>> BEGIN Information shown

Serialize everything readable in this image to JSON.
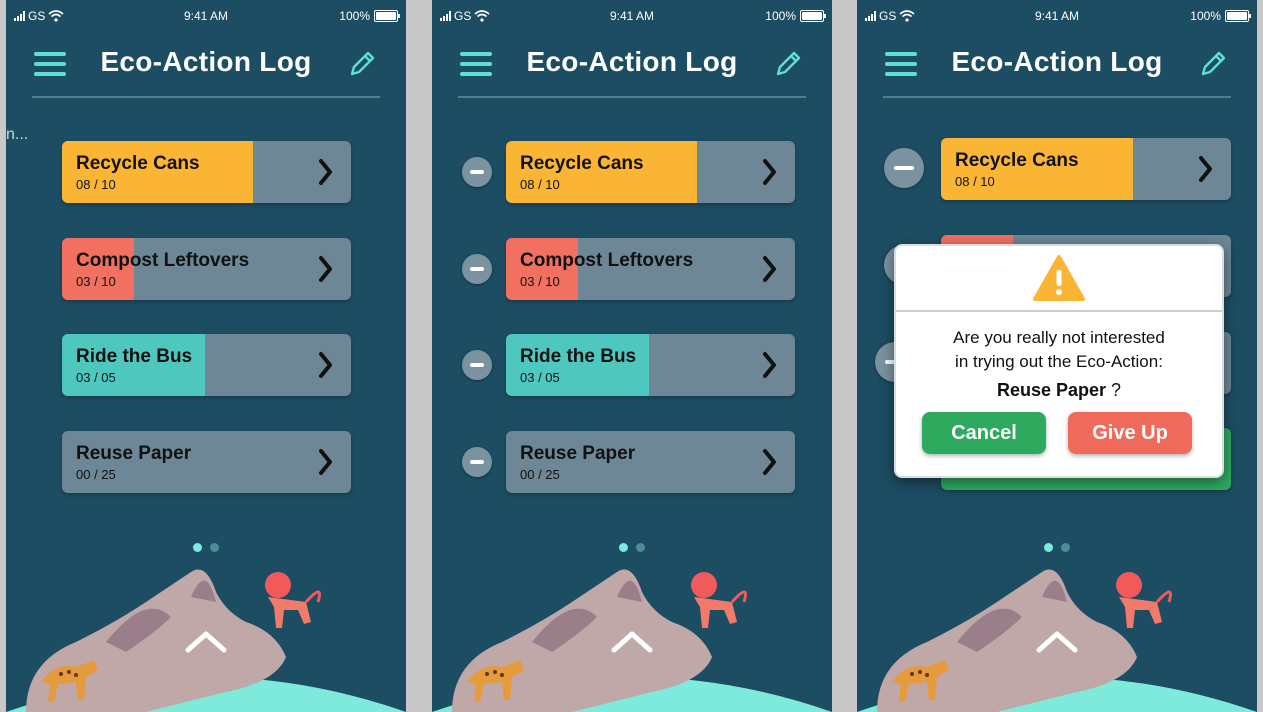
{
  "status": {
    "carrier": "GS",
    "time": "9:41 AM",
    "battery": "100%"
  },
  "header": {
    "title": "Eco-Action Log",
    "menu_icon": "hamburger-icon",
    "edit_icon": "pencil-icon"
  },
  "ghost_text": "n...",
  "actions": [
    {
      "name": "Recycle Cans",
      "count": "08 / 10",
      "progress": 0.8,
      "color": "#fbb534"
    },
    {
      "name": "Compost Leftovers",
      "count": "03 / 10",
      "progress": 0.3,
      "color": "#f2705f"
    },
    {
      "name": "Ride the Bus",
      "count": "03 / 05",
      "progress": 0.6,
      "color": "#4ec8bf"
    },
    {
      "name": "Reuse Paper",
      "count": "00 / 25",
      "progress": 0.0,
      "color": "#6d8796"
    }
  ],
  "pager": {
    "count": 2,
    "active": 0
  },
  "modal": {
    "line1": "Are you really not interested",
    "line2": "in trying out the Eco-Action:",
    "target": "Reuse Paper",
    "suffix": " ?",
    "cancel_label": "Cancel",
    "giveup_label": "Give Up"
  },
  "colors": {
    "background": "#1d4d63",
    "accent": "#5de0cf",
    "track": "#6d8796",
    "cancel": "#2eaa5e",
    "giveup": "#f06a5c"
  }
}
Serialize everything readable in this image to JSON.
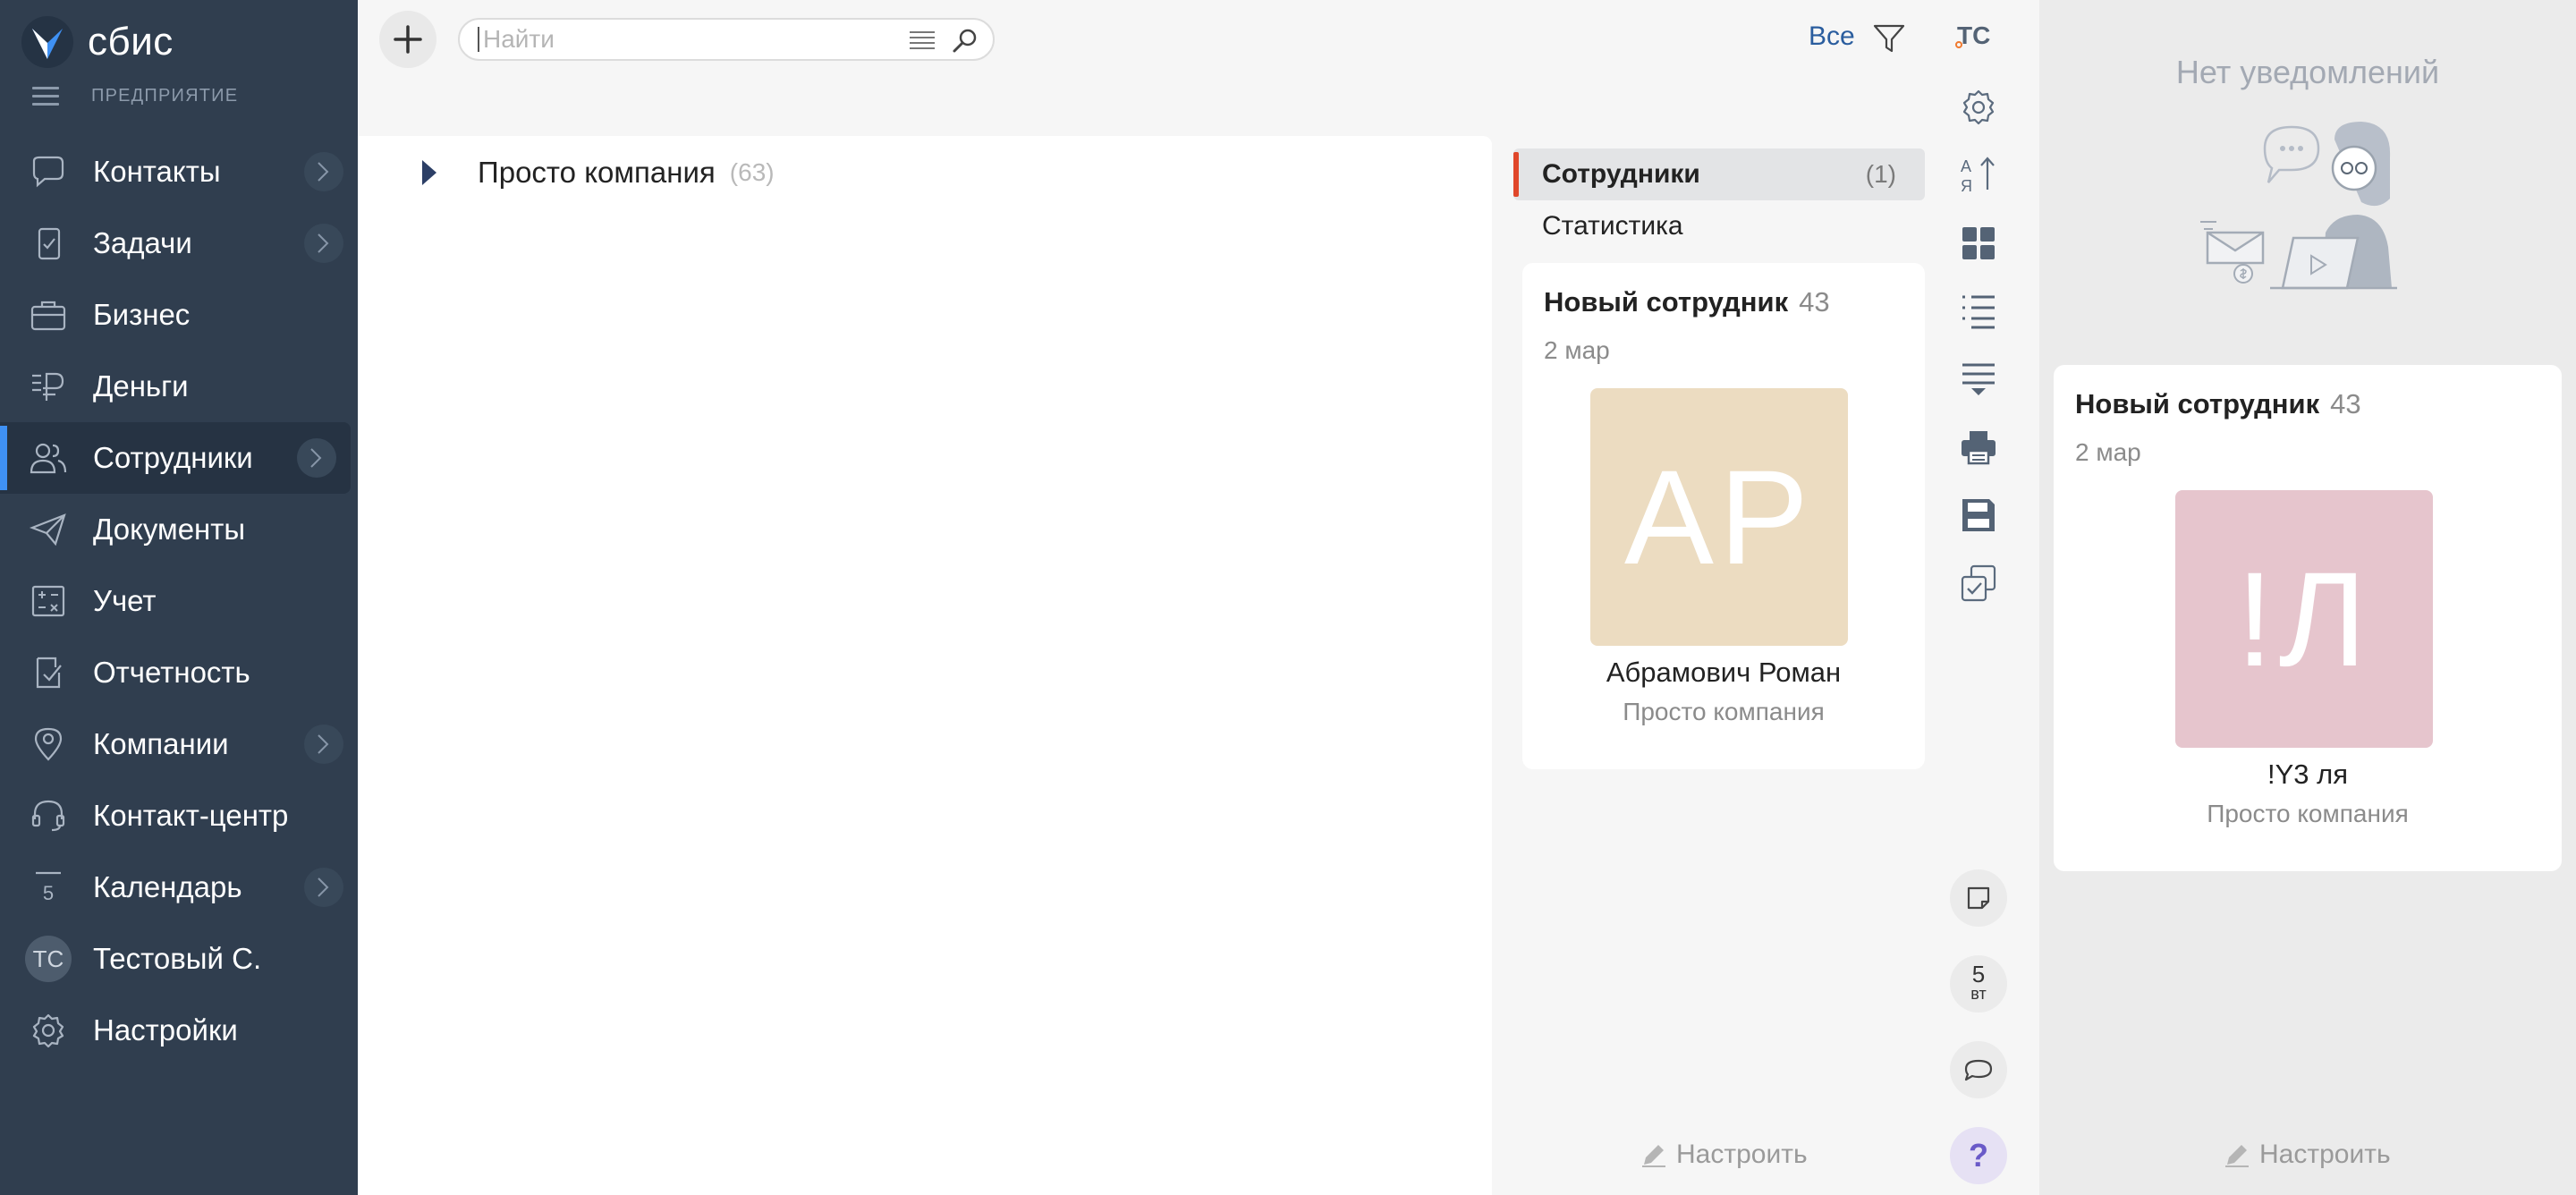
{
  "app": {
    "brand": "сбис",
    "org_label": "ПРЕДПРИЯТИЕ"
  },
  "sidebar": {
    "items": [
      {
        "label": "Контакты",
        "icon": "chat-icon",
        "has_submenu": true
      },
      {
        "label": "Задачи",
        "icon": "task-icon",
        "has_submenu": true
      },
      {
        "label": "Бизнес",
        "icon": "briefcase-icon",
        "has_submenu": false
      },
      {
        "label": "Деньги",
        "icon": "money-icon",
        "has_submenu": false
      },
      {
        "label": "Сотрудники",
        "icon": "people-icon",
        "has_submenu": true,
        "active": true
      },
      {
        "label": "Документы",
        "icon": "paper-plane-icon",
        "has_submenu": false
      },
      {
        "label": "Учет",
        "icon": "calculator-icon",
        "has_submenu": false
      },
      {
        "label": "Отчетность",
        "icon": "report-icon",
        "has_submenu": false
      },
      {
        "label": "Компании",
        "icon": "location-icon",
        "has_submenu": true
      },
      {
        "label": "Контакт-центр",
        "icon": "headset-icon",
        "has_submenu": false
      },
      {
        "label": "Календарь",
        "icon": "calendar-icon",
        "has_submenu": true,
        "calendar_day": "5"
      },
      {
        "label": "Тестовый С.",
        "icon": "avatar",
        "has_submenu": false,
        "initials": "ТС"
      },
      {
        "label": "Настройки",
        "icon": "gear-icon",
        "has_submenu": false
      }
    ]
  },
  "toolbar": {
    "search_placeholder": "Найти",
    "filter_label": "Все",
    "user_initials": "ТС"
  },
  "list": {
    "rows": [
      {
        "name": "Просто компания",
        "count": "(63)"
      }
    ]
  },
  "tabs": [
    {
      "label": "Сотрудники",
      "count": "(1)",
      "active": true
    },
    {
      "label": "Статистика",
      "count": "",
      "active": false
    }
  ],
  "new_employee_card": {
    "title": "Новый сотрудник",
    "count": "43",
    "date": "2 мар",
    "photo_initials": "АР",
    "photo_color": "#ecdcc1",
    "name": "Абрамович Роман",
    "org": "Просто компания"
  },
  "date_button": {
    "day": "5",
    "weekday": "вт"
  },
  "help_label": "?",
  "configure_label": "Настроить",
  "notifications": {
    "empty_title": "Нет уведомлений",
    "card": {
      "title": "Новый сотрудник",
      "count": "43",
      "date": "2 мар",
      "photo_initials": "!Л",
      "photo_color": "#e6c5cd",
      "name": "!Y3 ля",
      "org": "Просто компания"
    },
    "configure_label": "Настроить"
  },
  "colors": {
    "sidebar_bg": "#303e4f",
    "accent_blue": "#3f91f4",
    "accent_red": "#e0472a",
    "link_blue": "#2a5d9e"
  }
}
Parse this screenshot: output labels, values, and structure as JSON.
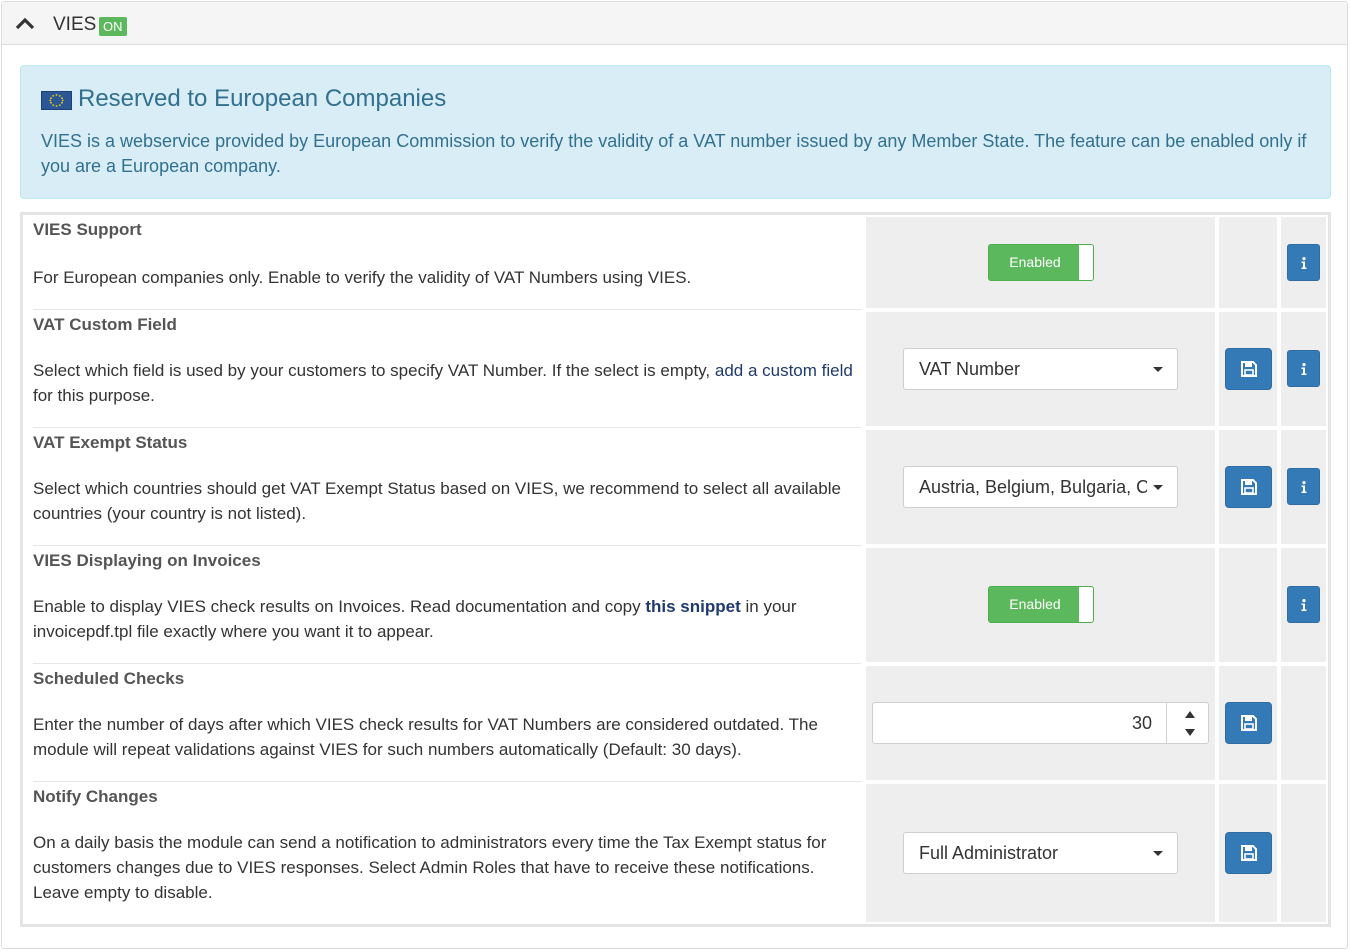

>> END Information shown

What is the number of lines in the listing that contain the string "Новый"? Reply with that number alone.

2